--- Data lines ---
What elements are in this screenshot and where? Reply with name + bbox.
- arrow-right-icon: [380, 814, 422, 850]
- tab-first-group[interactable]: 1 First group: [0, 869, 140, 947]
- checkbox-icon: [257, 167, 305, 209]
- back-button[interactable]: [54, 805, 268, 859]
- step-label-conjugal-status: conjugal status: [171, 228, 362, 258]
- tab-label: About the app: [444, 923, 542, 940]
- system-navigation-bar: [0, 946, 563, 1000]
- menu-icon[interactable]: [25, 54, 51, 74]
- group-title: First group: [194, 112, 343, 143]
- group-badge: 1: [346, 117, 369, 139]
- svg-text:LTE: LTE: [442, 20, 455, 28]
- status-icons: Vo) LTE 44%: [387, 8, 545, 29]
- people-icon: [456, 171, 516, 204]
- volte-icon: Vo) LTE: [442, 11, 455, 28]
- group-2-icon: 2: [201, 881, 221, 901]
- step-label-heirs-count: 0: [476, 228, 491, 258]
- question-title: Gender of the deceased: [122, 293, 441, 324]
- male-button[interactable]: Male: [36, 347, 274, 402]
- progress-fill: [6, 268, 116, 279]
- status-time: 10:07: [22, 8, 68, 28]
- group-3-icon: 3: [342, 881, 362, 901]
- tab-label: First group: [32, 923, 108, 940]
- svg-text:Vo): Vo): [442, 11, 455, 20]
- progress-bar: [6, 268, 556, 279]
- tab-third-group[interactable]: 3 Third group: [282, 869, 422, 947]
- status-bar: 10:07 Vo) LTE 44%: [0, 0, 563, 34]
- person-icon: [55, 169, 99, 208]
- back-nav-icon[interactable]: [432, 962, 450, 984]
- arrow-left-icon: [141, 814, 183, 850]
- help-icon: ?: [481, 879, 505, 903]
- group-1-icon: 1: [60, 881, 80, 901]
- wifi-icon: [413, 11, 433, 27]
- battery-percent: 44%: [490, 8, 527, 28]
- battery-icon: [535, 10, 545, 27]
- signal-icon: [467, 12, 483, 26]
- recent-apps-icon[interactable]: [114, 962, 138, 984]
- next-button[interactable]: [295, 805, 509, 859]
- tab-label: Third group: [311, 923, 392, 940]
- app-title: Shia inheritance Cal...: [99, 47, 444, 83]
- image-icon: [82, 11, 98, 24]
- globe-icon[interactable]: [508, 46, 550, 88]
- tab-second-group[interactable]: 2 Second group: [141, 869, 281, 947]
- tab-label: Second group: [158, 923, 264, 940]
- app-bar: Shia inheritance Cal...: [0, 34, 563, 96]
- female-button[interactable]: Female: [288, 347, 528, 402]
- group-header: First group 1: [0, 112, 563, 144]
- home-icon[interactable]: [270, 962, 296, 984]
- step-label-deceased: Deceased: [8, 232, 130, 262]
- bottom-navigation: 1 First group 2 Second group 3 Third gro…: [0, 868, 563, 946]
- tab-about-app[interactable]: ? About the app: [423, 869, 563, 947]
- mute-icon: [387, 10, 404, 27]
---
■ Requirements ■
Collect every line of the material that contains the string "progress". Case must match.

■ Answer to this exercise ■
- progress-fill: [6, 268, 116, 279]
- progress-bar: [6, 268, 556, 279]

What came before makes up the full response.